## Stated problem
All the data should come back exactly as it was given.

## START Dataset excerpts

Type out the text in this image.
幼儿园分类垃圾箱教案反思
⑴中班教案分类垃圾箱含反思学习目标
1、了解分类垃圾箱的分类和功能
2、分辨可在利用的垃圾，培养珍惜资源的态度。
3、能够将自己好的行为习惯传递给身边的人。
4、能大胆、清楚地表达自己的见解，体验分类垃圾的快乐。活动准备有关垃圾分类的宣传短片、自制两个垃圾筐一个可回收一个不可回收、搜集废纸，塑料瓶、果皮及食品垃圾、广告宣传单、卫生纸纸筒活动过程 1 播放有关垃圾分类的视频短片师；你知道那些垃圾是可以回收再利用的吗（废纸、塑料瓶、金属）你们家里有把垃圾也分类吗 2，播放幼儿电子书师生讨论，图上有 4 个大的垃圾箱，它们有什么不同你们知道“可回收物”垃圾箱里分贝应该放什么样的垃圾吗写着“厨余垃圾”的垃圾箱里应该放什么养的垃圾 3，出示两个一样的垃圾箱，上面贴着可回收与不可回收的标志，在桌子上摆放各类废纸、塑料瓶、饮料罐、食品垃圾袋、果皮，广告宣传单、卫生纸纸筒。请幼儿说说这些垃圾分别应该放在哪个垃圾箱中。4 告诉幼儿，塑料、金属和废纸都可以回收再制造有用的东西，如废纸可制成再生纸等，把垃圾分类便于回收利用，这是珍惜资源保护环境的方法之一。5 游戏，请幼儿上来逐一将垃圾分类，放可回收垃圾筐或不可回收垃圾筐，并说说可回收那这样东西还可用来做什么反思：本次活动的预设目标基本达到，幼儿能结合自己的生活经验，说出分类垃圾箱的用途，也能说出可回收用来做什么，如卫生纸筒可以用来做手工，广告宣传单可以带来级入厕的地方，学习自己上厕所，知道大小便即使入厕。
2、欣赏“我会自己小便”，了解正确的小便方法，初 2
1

## END Dataset excerpts

## Correct answer
Type out the text in this image.
幼儿园分类垃圾箱教案反思
⑴中班教案分类垃圾箱含反思学习目标
1、了解分类垃圾箱的分类和功能
2、分辨可在利用的垃圾，培养珍惜资源的态度。
3、能够将自己好的行为习惯传递给身边的人。
4、能大胆、清楚地表达自己的见解，体验分类垃圾的快乐。活动准备有关垃圾分类的宣传短片、自制两个垃圾筐一个可回收一个不可回收、搜集废纸，塑料瓶、果皮及食品垃圾、广告宣传单、卫生纸纸筒活动过程 1 播放有关垃圾分类的视频短片师；你知道那些垃圾是可以回收再利用的吗（废纸、塑料瓶、金属）你们家里有把垃圾也分类吗 2，播放幼儿电子书师生讨论，图上有 4 个大的垃圾箱，它们有什么不同你们知道“可回收物”垃圾箱里分贝应该放什么样的垃圾吗写着“厨余垃圾”的垃圾箱里应该放什么养的垃圾 3，出示两个一样的垃圾箱，上面贴着可回收与不可回收的标志，在桌子上摆放各类废纸、塑料瓶、饮料罐、食品垃圾袋、果皮，广告宣传单、卫生纸纸筒。请幼儿说说这些垃圾分别应该放在哪个垃圾箱中。4 告诉幼儿，塑料、金属和废纸都可以回收再制造有用的东西，如废纸可制成再生纸等，把垃圾分类便于回收利用，这是珍惜资源保护环境的方法之一。5 游戏，请幼儿上来逐一将垃圾分类，放可回收垃圾筐或不可回收垃圾筐，并说说可回收那这样东西还可用来做什么反思：本次活动的预设目标基本达到，幼儿能结合自己的生活经验，说出分类垃圾箱的用途，也能说出可回收用来做什么，如卫生纸筒可以用来做手工，广告宣传单可以带来级入厕的地方，学习自己上厕所，知道大小便即使入厕。
2、欣赏“我会自己小便”，了解正确的小便方法，初 2
1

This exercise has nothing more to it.